-- BEGIN Given records --

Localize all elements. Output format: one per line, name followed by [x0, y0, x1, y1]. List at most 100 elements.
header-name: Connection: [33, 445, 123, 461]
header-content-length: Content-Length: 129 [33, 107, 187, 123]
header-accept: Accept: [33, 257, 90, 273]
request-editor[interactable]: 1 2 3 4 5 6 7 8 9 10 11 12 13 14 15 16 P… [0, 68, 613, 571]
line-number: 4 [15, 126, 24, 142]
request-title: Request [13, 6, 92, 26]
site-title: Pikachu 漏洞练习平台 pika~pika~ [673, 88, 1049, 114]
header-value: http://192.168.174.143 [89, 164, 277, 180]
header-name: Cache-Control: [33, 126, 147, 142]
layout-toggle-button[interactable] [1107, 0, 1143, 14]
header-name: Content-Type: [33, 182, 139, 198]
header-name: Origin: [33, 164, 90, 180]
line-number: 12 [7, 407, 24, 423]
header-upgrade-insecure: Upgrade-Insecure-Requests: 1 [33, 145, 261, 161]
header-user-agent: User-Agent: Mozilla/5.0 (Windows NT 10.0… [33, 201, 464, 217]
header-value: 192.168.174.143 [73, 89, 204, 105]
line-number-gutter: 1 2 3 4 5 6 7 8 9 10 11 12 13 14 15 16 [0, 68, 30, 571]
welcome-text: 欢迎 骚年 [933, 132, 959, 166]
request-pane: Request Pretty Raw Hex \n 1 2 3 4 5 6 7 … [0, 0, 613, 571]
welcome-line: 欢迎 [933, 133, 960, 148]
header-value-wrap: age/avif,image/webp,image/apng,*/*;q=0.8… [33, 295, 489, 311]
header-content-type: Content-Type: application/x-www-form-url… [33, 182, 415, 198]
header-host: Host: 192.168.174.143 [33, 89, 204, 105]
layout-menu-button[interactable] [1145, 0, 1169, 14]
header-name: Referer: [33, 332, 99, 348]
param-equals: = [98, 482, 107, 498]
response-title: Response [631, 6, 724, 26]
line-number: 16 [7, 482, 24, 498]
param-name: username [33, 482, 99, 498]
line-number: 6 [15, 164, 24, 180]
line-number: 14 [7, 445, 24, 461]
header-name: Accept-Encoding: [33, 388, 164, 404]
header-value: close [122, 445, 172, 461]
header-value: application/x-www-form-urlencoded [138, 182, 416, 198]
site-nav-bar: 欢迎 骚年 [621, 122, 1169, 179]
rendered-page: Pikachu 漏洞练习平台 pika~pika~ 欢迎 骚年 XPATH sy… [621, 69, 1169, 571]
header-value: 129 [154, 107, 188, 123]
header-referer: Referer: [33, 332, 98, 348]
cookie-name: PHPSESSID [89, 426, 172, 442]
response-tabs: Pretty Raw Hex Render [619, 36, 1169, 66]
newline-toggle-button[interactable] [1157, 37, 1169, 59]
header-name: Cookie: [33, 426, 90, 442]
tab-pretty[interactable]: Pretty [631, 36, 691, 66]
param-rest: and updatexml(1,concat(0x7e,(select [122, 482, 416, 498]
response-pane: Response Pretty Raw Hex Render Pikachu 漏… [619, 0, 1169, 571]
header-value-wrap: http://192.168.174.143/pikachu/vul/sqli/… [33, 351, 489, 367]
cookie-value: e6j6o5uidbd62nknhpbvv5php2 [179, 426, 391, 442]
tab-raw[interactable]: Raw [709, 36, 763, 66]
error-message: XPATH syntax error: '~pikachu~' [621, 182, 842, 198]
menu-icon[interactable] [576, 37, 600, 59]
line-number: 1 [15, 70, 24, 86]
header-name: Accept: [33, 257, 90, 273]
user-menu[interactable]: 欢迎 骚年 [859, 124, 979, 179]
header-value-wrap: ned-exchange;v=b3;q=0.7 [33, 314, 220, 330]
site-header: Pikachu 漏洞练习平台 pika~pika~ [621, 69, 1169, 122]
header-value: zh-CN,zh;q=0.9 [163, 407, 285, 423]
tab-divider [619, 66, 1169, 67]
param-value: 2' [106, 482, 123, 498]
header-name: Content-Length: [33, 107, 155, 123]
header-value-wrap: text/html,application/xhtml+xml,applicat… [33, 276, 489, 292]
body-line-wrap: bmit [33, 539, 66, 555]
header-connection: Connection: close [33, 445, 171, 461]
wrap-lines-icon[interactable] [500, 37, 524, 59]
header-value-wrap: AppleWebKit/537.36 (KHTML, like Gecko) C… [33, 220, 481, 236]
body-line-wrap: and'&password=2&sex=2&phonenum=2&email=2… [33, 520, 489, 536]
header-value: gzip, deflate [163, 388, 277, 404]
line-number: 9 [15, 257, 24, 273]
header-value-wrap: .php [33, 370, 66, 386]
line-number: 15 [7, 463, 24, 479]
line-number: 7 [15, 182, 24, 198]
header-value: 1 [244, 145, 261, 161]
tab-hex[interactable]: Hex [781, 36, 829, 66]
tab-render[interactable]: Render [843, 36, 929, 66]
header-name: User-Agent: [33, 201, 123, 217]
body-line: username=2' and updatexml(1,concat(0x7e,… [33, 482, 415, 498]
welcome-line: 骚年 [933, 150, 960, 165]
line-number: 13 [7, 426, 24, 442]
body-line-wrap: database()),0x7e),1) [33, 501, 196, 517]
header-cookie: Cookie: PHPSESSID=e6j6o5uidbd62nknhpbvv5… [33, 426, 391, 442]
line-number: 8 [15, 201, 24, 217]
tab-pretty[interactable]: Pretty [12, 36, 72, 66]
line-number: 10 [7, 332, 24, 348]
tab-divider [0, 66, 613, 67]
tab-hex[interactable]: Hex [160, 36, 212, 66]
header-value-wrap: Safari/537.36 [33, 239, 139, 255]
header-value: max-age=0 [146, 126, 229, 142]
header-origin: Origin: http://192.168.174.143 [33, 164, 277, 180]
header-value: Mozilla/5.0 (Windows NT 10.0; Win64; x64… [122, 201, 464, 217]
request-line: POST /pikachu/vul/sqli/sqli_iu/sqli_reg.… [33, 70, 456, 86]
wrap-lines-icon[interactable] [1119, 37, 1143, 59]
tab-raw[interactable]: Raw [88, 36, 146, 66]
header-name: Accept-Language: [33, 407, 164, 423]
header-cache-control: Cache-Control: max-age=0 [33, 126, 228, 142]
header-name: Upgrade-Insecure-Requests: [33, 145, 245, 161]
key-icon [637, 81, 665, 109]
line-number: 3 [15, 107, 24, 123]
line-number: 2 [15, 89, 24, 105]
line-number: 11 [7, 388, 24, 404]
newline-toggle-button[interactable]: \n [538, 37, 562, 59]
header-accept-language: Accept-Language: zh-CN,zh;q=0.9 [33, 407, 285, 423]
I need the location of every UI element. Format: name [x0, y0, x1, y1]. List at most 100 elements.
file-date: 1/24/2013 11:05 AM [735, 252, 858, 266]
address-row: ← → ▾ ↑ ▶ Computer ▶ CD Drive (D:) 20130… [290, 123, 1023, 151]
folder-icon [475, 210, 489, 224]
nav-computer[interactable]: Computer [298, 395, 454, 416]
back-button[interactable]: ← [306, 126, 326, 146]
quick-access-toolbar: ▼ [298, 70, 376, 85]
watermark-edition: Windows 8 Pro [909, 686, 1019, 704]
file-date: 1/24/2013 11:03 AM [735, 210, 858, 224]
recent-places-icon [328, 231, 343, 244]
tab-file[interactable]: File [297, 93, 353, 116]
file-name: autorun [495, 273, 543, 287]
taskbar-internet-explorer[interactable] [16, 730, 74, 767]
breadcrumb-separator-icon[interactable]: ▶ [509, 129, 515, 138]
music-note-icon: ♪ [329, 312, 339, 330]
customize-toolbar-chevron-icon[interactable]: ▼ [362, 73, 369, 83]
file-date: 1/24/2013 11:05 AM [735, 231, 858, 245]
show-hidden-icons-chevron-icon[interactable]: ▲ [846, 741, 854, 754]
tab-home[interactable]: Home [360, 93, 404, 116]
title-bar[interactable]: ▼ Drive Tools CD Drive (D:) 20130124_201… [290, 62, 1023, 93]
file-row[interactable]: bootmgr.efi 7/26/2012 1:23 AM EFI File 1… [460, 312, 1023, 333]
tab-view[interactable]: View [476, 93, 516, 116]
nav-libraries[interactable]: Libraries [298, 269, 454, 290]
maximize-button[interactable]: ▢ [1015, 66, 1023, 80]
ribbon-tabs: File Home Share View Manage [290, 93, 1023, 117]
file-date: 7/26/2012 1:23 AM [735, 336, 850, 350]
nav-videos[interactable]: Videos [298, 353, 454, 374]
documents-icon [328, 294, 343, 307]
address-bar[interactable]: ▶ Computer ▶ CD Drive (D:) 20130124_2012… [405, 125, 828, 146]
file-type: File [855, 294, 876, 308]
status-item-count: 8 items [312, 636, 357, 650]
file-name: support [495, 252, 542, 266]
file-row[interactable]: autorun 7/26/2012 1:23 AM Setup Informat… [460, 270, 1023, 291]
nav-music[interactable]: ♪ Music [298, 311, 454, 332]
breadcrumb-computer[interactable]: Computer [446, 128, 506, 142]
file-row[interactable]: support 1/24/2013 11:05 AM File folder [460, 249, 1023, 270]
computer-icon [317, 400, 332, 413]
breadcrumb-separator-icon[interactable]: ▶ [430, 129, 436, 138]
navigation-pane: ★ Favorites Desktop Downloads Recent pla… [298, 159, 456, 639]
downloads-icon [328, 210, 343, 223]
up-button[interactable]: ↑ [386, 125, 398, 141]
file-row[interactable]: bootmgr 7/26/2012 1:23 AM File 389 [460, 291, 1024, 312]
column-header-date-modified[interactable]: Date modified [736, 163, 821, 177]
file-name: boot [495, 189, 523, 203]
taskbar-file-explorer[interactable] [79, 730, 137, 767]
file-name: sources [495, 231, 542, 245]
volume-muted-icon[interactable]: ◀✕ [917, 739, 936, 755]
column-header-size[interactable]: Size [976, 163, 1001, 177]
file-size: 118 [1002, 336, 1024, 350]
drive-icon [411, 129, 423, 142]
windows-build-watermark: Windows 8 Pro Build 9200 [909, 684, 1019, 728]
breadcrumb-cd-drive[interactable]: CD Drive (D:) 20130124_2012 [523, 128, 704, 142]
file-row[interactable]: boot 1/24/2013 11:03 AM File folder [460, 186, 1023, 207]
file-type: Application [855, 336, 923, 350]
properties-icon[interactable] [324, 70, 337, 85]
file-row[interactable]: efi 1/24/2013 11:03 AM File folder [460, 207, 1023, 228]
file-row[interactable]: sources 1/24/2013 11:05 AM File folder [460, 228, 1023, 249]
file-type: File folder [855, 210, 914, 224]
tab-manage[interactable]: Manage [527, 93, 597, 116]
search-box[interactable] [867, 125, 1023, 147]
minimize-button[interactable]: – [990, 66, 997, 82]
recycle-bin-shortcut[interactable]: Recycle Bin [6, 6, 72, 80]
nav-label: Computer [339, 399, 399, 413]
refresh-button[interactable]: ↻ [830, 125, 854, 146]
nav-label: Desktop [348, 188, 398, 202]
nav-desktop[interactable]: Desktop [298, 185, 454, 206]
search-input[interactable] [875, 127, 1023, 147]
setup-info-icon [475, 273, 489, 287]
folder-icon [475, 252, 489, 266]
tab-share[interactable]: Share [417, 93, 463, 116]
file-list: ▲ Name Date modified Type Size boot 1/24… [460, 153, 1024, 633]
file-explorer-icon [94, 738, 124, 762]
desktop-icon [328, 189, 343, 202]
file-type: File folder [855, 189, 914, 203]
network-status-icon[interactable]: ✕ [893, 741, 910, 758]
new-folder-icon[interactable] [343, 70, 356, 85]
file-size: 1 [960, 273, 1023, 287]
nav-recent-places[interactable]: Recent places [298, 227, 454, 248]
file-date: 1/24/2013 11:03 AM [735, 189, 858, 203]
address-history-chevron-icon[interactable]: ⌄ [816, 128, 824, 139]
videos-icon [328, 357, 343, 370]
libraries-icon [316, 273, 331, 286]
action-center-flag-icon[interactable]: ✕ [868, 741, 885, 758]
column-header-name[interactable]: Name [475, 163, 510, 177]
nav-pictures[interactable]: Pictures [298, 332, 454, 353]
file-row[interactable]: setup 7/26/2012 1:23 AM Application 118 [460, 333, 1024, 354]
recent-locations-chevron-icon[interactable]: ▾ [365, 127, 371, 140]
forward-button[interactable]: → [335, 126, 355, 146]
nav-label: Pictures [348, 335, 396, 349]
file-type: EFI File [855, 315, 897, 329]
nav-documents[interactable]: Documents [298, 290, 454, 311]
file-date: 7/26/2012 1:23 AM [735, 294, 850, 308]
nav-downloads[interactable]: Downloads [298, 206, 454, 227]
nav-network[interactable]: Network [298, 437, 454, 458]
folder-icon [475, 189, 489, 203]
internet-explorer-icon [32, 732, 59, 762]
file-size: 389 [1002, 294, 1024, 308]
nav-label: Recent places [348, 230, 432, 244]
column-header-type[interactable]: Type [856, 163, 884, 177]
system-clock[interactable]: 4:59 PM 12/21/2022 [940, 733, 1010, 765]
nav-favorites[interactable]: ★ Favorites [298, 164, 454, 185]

-- END Given records --

▸ Goal
Rewrite the material from its start up to and including the line with "header-upgrade-insecure: Upgrade-Insecure-Requests: 1", replacing "header-name" with "http-header" and leaving everything else as it stands.

▸ Expected answer
Localize all elements. Output format: one per line, name followed by [x0, y0, x1, y1]. List at most 100 elements.
http-header: Connection: [33, 445, 123, 461]
header-content-length: Content-Length: 129 [33, 107, 187, 123]
header-accept: Accept: [33, 257, 90, 273]
request-editor[interactable]: 1 2 3 4 5 6 7 8 9 10 11 12 13 14 15 16 P… [0, 68, 613, 571]
line-number: 4 [15, 126, 24, 142]
request-title: Request [13, 6, 92, 26]
site-title: Pikachu 漏洞练习平台 pika~pika~ [673, 88, 1049, 114]
header-value: http://192.168.174.143 [89, 164, 277, 180]
http-header: Cache-Control: [33, 126, 147, 142]
layout-toggle-button[interactable] [1107, 0, 1143, 14]
http-header: Content-Type: [33, 182, 139, 198]
http-header: Origin: [33, 164, 90, 180]
line-number: 12 [7, 407, 24, 423]
header-upgrade-insecure: Upgrade-Insecure-Requests: 1 [33, 145, 261, 161]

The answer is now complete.